### TASK REQUIREMENTS
Retype all of the entries word for word.

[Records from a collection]
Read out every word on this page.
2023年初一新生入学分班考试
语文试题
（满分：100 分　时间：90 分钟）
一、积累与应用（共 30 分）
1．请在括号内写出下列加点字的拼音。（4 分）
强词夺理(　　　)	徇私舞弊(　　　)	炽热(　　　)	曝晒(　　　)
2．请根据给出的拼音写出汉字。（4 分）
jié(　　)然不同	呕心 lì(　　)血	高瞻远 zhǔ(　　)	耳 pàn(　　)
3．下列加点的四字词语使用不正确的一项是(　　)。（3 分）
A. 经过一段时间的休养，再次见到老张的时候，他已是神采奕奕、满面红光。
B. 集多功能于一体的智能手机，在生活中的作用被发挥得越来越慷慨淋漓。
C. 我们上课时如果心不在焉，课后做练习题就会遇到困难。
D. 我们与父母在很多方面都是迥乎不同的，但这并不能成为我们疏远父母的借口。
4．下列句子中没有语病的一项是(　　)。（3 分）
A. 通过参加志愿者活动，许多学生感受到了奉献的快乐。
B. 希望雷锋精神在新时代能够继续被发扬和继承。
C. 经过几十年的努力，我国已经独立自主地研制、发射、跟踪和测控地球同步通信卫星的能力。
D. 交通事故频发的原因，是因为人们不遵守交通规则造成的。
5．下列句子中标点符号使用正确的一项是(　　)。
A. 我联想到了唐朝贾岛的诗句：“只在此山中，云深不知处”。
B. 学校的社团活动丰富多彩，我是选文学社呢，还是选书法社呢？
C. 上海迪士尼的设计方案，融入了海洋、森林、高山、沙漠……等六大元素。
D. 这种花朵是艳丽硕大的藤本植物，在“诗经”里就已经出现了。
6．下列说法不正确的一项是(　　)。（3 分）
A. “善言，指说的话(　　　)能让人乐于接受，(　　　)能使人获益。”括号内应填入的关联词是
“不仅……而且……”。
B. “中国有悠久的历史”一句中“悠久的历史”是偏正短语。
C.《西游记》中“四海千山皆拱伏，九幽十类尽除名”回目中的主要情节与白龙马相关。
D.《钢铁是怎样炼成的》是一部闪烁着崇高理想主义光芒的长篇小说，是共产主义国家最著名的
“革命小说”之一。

### SOLUTION
Read out every word on this page.
2023年初一新生入学分班考试
语文试题
（满分：100 分　时间：90 分钟）
一、积累与应用（共 30 分）
1．请在括号内写出下列加点字的拼音。（4 分）
强词夺理(　　　)	徇私舞弊(　　　)	炽热(　　　)	曝晒(　　　)
2．请根据给出的拼音写出汉字。（4 分）
jié(　　)然不同	呕心 lì(　　)血	高瞻远 zhǔ(　　)	耳 pàn(　　)
3．下列加点的四字词语使用不正确的一项是(　　)。（3 分）
A. 经过一段时间的休养，再次见到老张的时候，他已是神采奕奕、满面红光。
B. 集多功能于一体的智能手机，在生活中的作用被发挥得越来越慷慨淋漓。
C. 我们上课时如果心不在焉，课后做练习题就会遇到困难。
D. 我们与父母在很多方面都是迥乎不同的，但这并不能成为我们疏远父母的借口。
4．下列句子中没有语病的一项是(　　)。（3 分）
A. 通过参加志愿者活动，许多学生感受到了奉献的快乐。
B. 希望雷锋精神在新时代能够继续被发扬和继承。
C. 经过几十年的努力，我国已经独立自主地研制、发射、跟踪和测控地球同步通信卫星的能力。
D. 交通事故频发的原因，是因为人们不遵守交通规则造成的。
5．下列句子中标点符号使用正确的一项是(　　)。
A. 我联想到了唐朝贾岛的诗句：“只在此山中，云深不知处”。
B. 学校的社团活动丰富多彩，我是选文学社呢，还是选书法社呢？
C. 上海迪士尼的设计方案，融入了海洋、森林、高山、沙漠……等六大元素。
D. 这种花朵是艳丽硕大的藤本植物，在“诗经”里就已经出现了。
6．下列说法不正确的一项是(　　)。（3 分）
A. “善言，指说的话(　　　)能让人乐于接受，(　　　)能使人获益。”括号内应填入的关联词是
“不仅……而且……”。
B. “中国有悠久的历史”一句中“悠久的历史”是偏正短语。
C.《西游记》中“四海千山皆拱伏，九幽十类尽除名”回目中的主要情节与白龙马相关。
D.《钢铁是怎样炼成的》是一部闪烁着崇高理想主义光芒的长篇小说，是共产主义国家最著名的
“革命小说”之一。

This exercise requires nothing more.